What is asked: Write the entries out again exactly as they stand, but without the pictures.

Saved entries:
=======
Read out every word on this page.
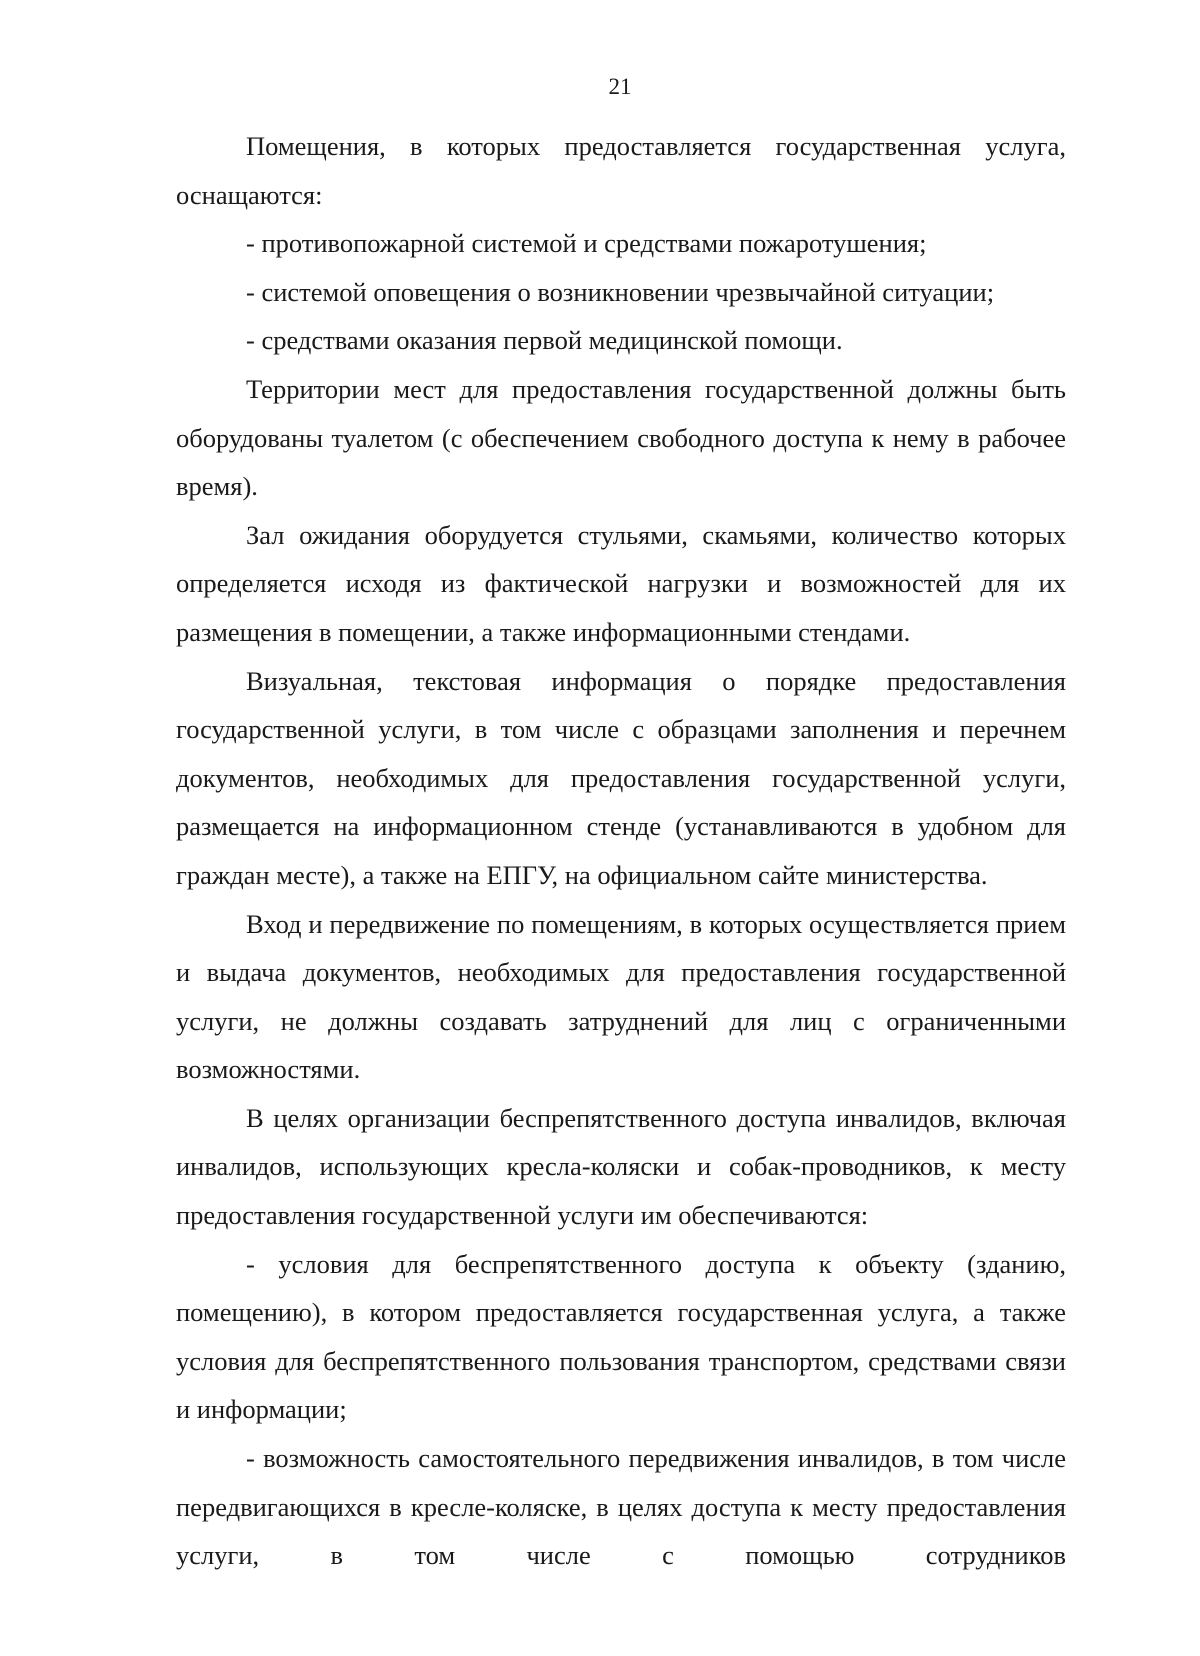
21

Помещения, в которых предоставляется государственная услуга, оснащаются:

- противопожарной системой и средствами пожаротушения;

- системой оповещения о возникновении чрезвычайной ситуации;

- средствами оказания первой медицинской помощи.

Территории мест для предоставления государственной должны быть оборудованы туалетом (с обеспечением свободного доступа к нему в рабочее время).

Зал ожидания оборудуется стульями, скамьями, количество которых определяется исходя из фактической нагрузки и возможностей для их размещения в помещении, а также информационными стендами.

Визуальная, текстовая информация о порядке предоставления государственной услуги, в том числе с образцами заполнения и перечнем документов, необходимых для предоставления государственной услуги, размещается на информационном стенде (устанавливаются в удобном для граждан месте), а также на ЕПГУ, на официальном сайте министерства.

Вход и передвижение по помещениям, в которых осуществляется прием и выдача документов, необходимых для предоставления государственной услуги, не должны создавать затруднений для лиц с ограниченными возможностями.

В целях организации беспрепятственного доступа инвалидов, включая инвалидов, использующих кресла-коляски и собак-проводников, к месту предоставления государственной услуги им обеспечиваются:

- условия для беспрепятственного доступа к объекту (зданию, помещению), в котором предоставляется государственная услуга, а также условия для беспрепятственного пользования транспортом, средствами связи и информации;

- возможность самостоятельного передвижения инвалидов, в том числе передвигающихся в кресле-коляске, в целях доступа к месту предоставления услуги, в том числе с помощью сотрудников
=======
Solution to this problem:
Read out every word on this page.
21

Помещения, в которых предоставляется государственная услуга, оснащаются:

- противопожарной системой и средствами пожаротушения;

- системой оповещения о возникновении чрезвычайной ситуации;

- средствами оказания первой медицинской помощи.

Территории мест для предоставления государственной должны быть оборудованы туалетом (с обеспечением свободного доступа к нему в рабочее время).

Зал ожидания оборудуется стульями, скамьями, количество которых определяется исходя из фактической нагрузки и возможностей для их размещения в помещении, а также информационными стендами.

Визуальная, текстовая информация о порядке предоставления государственной услуги, в том числе с образцами заполнения и перечнем документов, необходимых для предоставления государственной услуги, размещается на информационном стенде (устанавливаются в удобном для граждан месте), а также на ЕПГУ, на официальном сайте министерства.

Вход и передвижение по помещениям, в которых осуществляется прием и выдача документов, необходимых для предоставления государственной услуги, не должны создавать затруднений для лиц с ограниченными возможностями.

В целях организации беспрепятственного доступа инвалидов, включая инвалидов, использующих кресла-коляски и собак-проводников, к месту предоставления государственной услуги им обеспечиваются:

- условия для беспрепятственного доступа к объекту (зданию, помещению), в котором предоставляется государственная услуга, а также условия для беспрепятственного пользования транспортом, средствами связи и информации;

- возможность самостоятельного передвижения инвалидов, в том числе передвигающихся в кресле-коляске, в целях доступа к месту предоставления услуги, в том числе с помощью сотрудников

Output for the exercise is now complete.